= EXERCISE DESCRIPTION =
Gather the lines below that include the string "наявністю", copying each in full.
START GIVEN RECORDS
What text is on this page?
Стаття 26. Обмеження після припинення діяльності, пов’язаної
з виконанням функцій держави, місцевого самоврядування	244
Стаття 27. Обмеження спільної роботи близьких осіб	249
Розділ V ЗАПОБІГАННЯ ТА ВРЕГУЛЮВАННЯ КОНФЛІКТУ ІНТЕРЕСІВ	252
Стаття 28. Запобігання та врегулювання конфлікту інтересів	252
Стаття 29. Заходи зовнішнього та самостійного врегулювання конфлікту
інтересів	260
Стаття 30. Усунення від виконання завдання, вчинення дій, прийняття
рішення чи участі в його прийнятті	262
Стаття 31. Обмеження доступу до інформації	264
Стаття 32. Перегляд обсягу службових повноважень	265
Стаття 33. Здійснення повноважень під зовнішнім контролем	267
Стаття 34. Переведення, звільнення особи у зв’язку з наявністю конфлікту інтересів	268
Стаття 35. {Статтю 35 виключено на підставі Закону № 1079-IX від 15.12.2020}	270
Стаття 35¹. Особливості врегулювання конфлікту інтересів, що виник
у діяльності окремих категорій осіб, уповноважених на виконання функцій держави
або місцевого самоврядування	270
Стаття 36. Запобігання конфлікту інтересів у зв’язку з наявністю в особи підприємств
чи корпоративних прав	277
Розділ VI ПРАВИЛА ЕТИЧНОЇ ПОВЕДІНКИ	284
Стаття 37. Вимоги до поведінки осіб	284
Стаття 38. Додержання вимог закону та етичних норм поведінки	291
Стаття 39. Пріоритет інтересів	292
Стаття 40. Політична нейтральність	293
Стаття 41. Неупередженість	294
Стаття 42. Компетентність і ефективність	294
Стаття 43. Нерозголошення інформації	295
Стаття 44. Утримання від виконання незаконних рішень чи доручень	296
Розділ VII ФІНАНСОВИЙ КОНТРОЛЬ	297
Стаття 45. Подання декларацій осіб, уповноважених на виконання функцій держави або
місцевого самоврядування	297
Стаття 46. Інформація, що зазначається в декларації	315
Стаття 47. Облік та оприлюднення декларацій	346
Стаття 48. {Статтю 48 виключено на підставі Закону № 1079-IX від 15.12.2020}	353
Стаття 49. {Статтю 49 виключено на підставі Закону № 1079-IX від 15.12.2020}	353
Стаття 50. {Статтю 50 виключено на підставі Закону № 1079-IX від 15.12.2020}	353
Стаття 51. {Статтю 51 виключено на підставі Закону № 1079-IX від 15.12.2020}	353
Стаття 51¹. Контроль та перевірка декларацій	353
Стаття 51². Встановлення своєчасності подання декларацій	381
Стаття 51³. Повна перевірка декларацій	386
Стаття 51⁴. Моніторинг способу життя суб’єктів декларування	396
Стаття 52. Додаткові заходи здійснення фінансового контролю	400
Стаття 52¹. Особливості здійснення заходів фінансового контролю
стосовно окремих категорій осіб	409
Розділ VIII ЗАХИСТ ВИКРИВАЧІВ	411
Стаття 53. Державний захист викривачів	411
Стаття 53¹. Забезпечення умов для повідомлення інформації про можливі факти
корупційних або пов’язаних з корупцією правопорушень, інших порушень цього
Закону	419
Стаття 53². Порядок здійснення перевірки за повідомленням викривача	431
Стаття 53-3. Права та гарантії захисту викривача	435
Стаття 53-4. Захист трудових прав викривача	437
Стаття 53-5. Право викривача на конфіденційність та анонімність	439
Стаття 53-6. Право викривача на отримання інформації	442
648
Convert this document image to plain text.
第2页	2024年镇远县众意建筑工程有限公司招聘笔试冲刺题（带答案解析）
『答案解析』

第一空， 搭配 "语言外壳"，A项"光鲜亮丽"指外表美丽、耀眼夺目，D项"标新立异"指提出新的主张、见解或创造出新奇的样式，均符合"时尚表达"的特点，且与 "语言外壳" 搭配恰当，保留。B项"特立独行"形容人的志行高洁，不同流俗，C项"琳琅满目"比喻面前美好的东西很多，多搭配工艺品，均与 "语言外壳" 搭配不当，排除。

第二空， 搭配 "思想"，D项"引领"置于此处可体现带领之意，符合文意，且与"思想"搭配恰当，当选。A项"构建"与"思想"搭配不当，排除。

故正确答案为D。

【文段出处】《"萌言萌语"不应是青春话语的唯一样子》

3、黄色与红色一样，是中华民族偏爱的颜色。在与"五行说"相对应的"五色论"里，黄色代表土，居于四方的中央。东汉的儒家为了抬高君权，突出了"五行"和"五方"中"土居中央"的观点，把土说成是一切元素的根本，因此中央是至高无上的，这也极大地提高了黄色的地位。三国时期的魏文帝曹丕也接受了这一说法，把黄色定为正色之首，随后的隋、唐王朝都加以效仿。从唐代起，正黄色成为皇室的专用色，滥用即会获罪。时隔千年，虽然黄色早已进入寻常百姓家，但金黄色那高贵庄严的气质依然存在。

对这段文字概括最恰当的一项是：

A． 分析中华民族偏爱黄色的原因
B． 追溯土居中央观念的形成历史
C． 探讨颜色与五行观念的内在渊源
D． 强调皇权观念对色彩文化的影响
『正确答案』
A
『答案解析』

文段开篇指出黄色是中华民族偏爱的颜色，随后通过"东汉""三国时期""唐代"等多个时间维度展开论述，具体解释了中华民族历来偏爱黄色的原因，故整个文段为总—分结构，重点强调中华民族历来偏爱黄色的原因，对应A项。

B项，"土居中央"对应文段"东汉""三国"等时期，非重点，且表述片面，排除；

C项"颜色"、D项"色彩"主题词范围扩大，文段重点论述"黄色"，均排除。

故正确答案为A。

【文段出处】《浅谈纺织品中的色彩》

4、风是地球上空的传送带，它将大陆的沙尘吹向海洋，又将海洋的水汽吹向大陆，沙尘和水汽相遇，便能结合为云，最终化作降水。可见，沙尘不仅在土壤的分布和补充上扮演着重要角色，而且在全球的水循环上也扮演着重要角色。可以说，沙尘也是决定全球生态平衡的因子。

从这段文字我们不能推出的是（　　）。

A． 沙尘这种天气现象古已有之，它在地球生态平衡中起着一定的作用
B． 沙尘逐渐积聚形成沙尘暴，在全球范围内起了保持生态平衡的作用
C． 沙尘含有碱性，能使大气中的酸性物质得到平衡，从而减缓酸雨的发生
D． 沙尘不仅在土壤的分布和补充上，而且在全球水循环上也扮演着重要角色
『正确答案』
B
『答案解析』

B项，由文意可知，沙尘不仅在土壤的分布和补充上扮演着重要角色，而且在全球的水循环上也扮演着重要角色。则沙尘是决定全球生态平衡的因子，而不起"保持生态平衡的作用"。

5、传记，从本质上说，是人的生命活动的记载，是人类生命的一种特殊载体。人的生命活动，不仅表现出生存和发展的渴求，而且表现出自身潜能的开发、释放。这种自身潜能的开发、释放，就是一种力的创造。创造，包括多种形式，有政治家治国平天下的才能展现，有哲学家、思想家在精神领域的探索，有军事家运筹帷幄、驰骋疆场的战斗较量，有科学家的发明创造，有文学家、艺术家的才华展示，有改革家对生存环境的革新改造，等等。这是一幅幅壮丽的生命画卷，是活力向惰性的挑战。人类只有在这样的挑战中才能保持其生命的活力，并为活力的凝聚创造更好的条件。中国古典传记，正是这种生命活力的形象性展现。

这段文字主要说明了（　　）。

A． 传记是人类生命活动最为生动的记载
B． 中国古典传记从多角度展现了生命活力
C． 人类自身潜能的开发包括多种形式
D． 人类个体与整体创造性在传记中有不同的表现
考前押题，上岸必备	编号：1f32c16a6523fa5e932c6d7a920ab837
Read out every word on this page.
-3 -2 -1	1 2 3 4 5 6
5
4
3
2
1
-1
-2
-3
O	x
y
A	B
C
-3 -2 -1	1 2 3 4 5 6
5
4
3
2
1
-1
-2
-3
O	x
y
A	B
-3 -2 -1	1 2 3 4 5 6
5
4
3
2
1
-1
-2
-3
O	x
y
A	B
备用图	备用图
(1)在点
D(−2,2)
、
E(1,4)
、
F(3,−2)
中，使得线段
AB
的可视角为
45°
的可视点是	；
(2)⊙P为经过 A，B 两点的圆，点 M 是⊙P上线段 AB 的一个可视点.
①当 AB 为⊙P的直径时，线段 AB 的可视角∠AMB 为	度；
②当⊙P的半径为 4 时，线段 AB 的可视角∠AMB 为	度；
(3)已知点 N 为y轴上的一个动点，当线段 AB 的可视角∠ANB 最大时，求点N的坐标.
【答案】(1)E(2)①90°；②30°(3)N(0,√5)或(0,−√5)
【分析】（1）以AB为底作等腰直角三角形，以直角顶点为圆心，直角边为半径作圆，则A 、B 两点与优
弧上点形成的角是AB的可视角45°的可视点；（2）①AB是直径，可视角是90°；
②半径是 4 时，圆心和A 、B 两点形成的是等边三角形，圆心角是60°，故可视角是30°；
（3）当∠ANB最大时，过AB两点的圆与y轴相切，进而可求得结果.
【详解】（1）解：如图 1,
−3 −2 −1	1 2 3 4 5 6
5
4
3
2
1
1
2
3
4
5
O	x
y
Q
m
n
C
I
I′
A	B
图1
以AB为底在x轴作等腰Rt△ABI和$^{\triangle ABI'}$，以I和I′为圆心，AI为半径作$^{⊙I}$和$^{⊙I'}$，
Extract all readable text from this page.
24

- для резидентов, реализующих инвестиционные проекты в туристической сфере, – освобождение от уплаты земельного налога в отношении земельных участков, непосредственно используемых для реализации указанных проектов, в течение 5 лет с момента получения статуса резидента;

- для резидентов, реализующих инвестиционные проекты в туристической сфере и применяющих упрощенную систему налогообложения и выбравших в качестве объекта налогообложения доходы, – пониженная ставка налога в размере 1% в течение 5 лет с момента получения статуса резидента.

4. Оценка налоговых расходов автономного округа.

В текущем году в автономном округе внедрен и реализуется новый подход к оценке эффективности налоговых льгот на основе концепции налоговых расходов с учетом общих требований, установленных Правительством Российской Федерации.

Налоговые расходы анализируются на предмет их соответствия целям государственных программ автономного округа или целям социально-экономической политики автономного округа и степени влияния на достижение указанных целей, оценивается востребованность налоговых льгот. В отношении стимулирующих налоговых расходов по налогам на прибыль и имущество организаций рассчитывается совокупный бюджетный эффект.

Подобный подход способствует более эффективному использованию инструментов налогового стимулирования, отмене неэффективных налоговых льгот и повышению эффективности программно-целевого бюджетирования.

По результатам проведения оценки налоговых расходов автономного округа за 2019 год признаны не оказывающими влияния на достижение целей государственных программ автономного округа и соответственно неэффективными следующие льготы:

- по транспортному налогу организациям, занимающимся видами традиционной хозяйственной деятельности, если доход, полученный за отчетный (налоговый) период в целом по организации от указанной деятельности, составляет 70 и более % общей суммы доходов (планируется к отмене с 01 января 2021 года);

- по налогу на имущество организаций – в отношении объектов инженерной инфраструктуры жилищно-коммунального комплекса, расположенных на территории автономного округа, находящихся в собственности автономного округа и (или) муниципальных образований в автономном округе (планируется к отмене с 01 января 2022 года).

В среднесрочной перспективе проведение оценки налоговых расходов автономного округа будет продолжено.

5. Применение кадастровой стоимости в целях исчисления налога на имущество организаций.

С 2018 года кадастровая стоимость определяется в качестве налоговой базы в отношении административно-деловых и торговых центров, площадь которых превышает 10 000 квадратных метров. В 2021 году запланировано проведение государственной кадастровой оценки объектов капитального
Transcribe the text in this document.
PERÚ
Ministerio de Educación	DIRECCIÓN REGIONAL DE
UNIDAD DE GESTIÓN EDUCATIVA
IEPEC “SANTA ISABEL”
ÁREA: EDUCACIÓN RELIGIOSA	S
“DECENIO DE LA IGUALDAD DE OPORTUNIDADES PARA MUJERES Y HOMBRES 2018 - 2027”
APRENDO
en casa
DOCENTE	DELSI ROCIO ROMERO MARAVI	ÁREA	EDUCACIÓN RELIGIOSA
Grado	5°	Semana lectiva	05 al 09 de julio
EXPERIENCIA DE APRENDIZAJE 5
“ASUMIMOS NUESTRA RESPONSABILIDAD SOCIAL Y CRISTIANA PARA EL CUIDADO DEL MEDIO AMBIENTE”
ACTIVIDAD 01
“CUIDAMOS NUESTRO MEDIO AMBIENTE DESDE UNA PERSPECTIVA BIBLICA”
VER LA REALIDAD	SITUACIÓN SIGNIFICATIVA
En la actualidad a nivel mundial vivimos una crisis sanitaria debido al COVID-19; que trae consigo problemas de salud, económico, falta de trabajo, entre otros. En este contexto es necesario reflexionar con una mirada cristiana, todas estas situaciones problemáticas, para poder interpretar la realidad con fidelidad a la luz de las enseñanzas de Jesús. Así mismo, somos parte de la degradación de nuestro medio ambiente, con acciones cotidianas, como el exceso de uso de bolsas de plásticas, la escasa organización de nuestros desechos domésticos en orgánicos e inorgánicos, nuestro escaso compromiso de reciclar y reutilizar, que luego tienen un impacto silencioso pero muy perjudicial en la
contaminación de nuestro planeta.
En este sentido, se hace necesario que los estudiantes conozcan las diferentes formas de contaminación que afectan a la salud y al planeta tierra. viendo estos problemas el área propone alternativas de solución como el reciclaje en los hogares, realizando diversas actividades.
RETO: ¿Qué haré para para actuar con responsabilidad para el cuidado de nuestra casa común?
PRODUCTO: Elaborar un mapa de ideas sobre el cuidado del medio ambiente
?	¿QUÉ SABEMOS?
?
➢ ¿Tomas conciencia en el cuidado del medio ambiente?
END GIVEN RECORDS
= EXPECTED ANSWER =
Стаття 34. Переведення, звільнення особи у зв’язку з наявністю конфлікту інтересів	268
Стаття 36. Запобігання конфлікту інтересів у зв’язку з наявністю в особи підприємств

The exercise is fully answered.